■ **Task goal**: Every entry that follows should be repeated exactly; drop the images.

■ **Given data**:
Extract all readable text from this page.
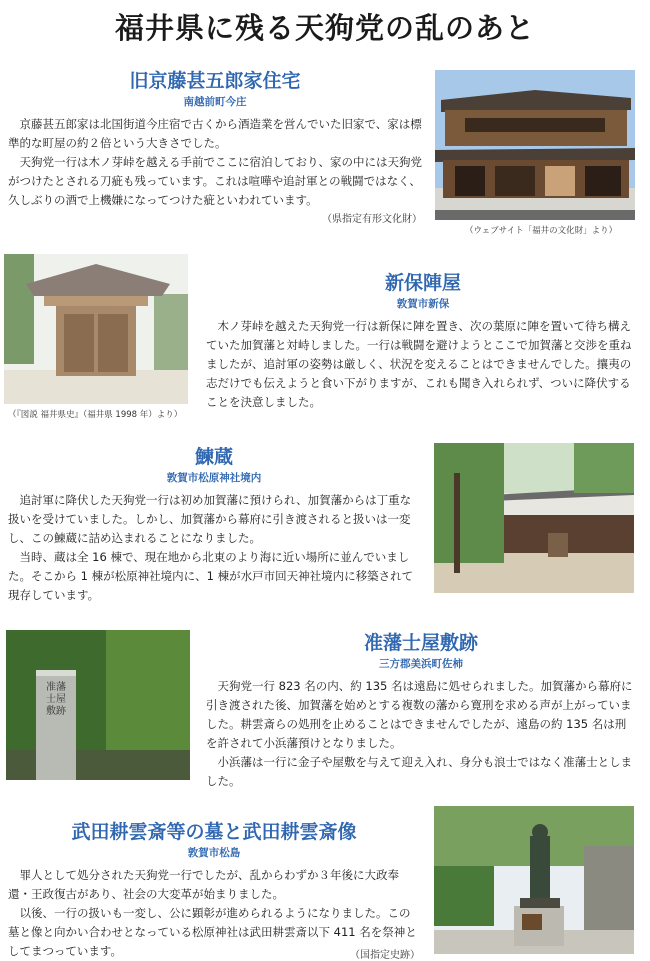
福井県に残る天狗党の乱のあと
旧京藤甚五郎家住宅
南越前町今庄

京藤甚五郎家は北国街道今庄宿で古くから酒造業を営んでいた旧家で、家は標準的な町屋の約２倍という大きさでした。

天狗党一行は木ノ芽峠を越える手前でここに宿泊しており、家の中には天狗党がつけたとされる刀疵も残っています。これは喧嘩や追討軍との戦闘ではなく、久しぶりの酒で上機嫌になってつけた疵といわれています。

（県指定有形文化財）
（ウェブサイト「福井の文化財」より）
（『図説 福井県史』（福井県 1998 年）より）
新保陣屋
敦賀市新保

木ノ芽峠を越えた天狗党一行は新保に陣を置き、次の葉原に陣を置いて待ち構えていた加賀藩と対峙しました。一行は戦闘を避けようとここで加賀藩と交渉を重ねましたが、追討軍の姿勢は厳しく、状況を変えることはできませんでした。攘夷の志だけでも伝えようと食い下がりますが、これも聞き入れられず、ついに降伏することを決意しました。

鰊蔵
敦賀市松原神社境内

追討軍に降伏した天狗党一行は初め加賀藩に預けられ、加賀藩からは丁重な扱いを受けていました。しかし、加賀藩から幕府に引き渡されると扱いは一変し、この鰊蔵に詰め込まれることになりました。

当時、蔵は全 16 棟で、現在地から北東のより海に近い場所に並んでいました。そこから 1 棟が松原神社境内に、1 棟が水戸市回天神社境内に移築されて現存しています。

准藩士屋敷跡
准藩士屋敷跡
三方郡美浜町佐柿

天狗党一行 823 名の内、約 135 名は遠島に処せられました。加賀藩から幕府に引き渡された後、加賀藩を始めとする複数の藩から寛刑を求める声が上がっていました。耕雲斎らの処刑を止めることはできませんでしたが、遠島の約 135 名は刑を許されて小浜藩預けとなりました。

小浜藩は一行に金子や屋敷を与えて迎え入れ、身分も浪士ではなく准藩士としました。

武田耕雲斎等の墓と武田耕雲斎像
敦賀市松島

罪人として処分された天狗党一行でしたが、乱からわずか３年後に大政奉還・王政復古があり、社会の大変革が始まりました。

以後、一行の扱いも一変し、公に顕彰が進められるようになりました。この墓と像と向かい合わせとなっている松原神社は武田耕雲斎以下 411 名を祭神としてまつっています。	（国指定史跡）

■ **Response below**:
Extract all readable text from this page.
福井県に残る天狗党の乱のあと
旧京藤甚五郎家住宅
南越前町今庄

京藤甚五郎家は北国街道今庄宿で古くから酒造業を営んでいた旧家で、家は標準的な町屋の約２倍という大きさでした。

天狗党一行は木ノ芽峠を越える手前でここに宿泊しており、家の中には天狗党がつけたとされる刀疵も残っています。これは喧嘩や追討軍との戦闘ではなく、久しぶりの酒で上機嫌になってつけた疵といわれています。

（県指定有形文化財）
（ウェブサイト「福井の文化財」より）
（『図説 福井県史』（福井県 1998 年）より）
新保陣屋
敦賀市新保

木ノ芽峠を越えた天狗党一行は新保に陣を置き、次の葉原に陣を置いて待ち構えていた加賀藩と対峙しました。一行は戦闘を避けようとここで加賀藩と交渉を重ねましたが、追討軍の姿勢は厳しく、状況を変えることはできませんでした。攘夷の志だけでも伝えようと食い下がりますが、これも聞き入れられず、ついに降伏することを決意しました。

鰊蔵
敦賀市松原神社境内

追討軍に降伏した天狗党一行は初め加賀藩に預けられ、加賀藩からは丁重な扱いを受けていました。しかし、加賀藩から幕府に引き渡されると扱いは一変し、この鰊蔵に詰め込まれることになりました。

当時、蔵は全 16 棟で、現在地から北東のより海に近い場所に並んでいました。そこから 1 棟が松原神社境内に、1 棟が水戸市回天神社境内に移築されて現存しています。

准藩士屋敷跡
准藩士屋敷跡
三方郡美浜町佐柿

天狗党一行 823 名の内、約 135 名は遠島に処せられました。加賀藩から幕府に引き渡された後、加賀藩を始めとする複数の藩から寛刑を求める声が上がっていました。耕雲斎らの処刑を止めることはできませんでしたが、遠島の約 135 名は刑を許されて小浜藩預けとなりました。

小浜藩は一行に金子や屋敷を与えて迎え入れ、身分も浪士ではなく准藩士としました。

武田耕雲斎等の墓と武田耕雲斎像
敦賀市松島

罪人として処分された天狗党一行でしたが、乱からわずか３年後に大政奉還・王政復古があり、社会の大変革が始まりました。

以後、一行の扱いも一変し、公に顕彰が進められるようになりました。この墓と像と向かい合わせとなっている松原神社は武田耕雲斎以下 411 名を祭神としてまつっています。	（国指定史跡）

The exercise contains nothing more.